• [Problem description]: Locate each line with the string "title" in the listing below and copy it.
____ Material for this exercise
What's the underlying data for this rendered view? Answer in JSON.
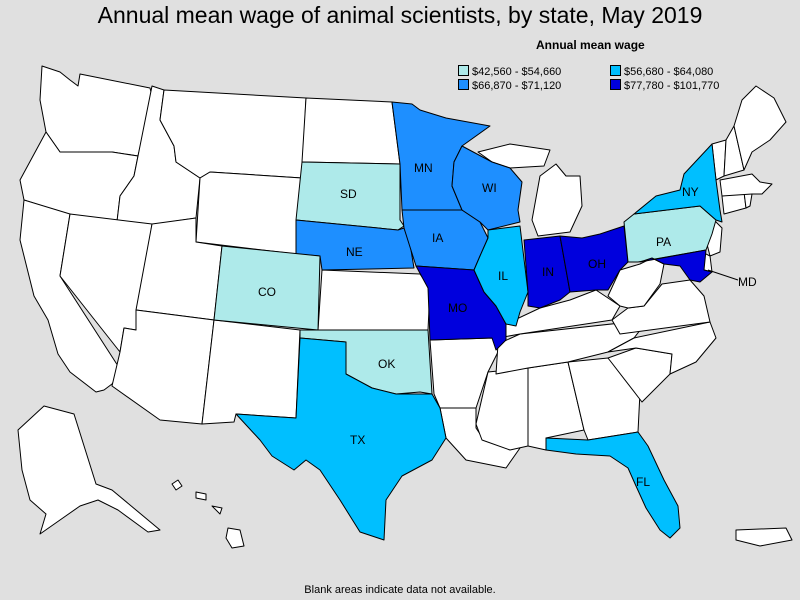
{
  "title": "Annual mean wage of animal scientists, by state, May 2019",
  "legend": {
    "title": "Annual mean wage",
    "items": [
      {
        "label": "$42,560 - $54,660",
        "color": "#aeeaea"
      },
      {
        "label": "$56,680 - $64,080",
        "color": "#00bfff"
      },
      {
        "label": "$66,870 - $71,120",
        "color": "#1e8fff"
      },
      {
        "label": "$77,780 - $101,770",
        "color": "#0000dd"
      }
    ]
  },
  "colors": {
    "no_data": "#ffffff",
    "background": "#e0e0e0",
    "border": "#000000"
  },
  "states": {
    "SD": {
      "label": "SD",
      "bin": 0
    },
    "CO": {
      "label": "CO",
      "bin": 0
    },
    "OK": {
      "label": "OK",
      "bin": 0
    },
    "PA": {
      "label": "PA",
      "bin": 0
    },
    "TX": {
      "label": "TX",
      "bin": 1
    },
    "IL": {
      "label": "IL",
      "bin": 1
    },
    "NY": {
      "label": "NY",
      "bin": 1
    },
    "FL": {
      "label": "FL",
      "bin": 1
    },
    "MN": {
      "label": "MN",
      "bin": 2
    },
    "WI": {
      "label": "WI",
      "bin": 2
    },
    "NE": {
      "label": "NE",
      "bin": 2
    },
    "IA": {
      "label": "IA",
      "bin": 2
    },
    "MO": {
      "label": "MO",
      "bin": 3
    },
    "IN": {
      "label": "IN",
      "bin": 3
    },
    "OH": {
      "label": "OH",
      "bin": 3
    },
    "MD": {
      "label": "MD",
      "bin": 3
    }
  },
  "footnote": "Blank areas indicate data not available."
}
________
____ Material for this exercise
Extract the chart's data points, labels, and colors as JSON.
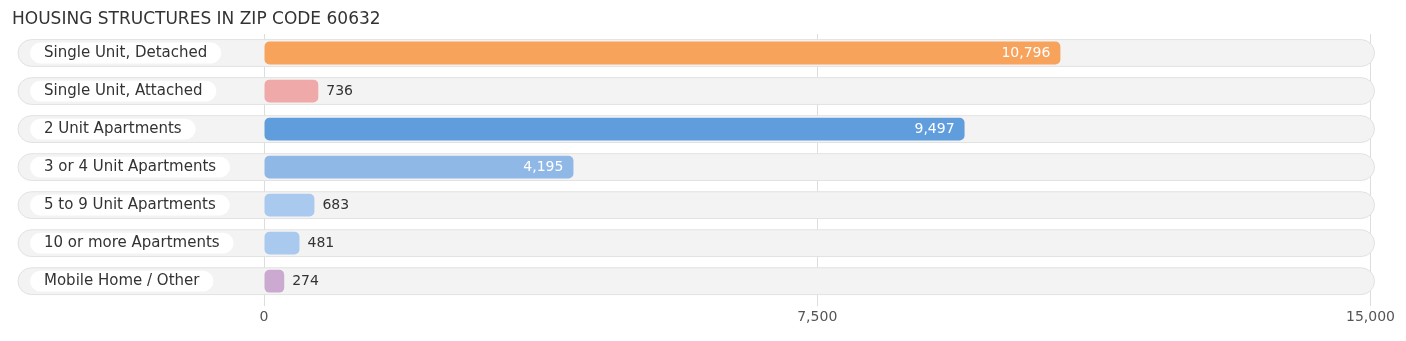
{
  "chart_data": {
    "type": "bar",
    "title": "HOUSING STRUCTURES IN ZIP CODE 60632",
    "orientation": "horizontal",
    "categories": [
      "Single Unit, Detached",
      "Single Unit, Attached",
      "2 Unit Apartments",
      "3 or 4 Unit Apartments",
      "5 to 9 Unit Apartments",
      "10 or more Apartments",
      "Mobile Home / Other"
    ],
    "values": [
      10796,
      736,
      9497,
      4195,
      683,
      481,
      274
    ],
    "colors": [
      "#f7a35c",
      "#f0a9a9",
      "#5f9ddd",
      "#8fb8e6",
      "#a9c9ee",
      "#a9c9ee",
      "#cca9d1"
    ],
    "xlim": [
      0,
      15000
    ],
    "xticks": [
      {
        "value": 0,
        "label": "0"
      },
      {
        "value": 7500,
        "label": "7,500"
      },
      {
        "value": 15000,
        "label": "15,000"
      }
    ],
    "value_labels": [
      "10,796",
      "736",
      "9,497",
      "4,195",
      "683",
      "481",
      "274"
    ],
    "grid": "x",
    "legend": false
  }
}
________
• [The output]:
  "title": "Annual mean wage of animal scientists, by state, May 2019",
    "title": "Annual mean wage",
    "title": "HOUSING STRUCTURES IN ZIP CODE 60632",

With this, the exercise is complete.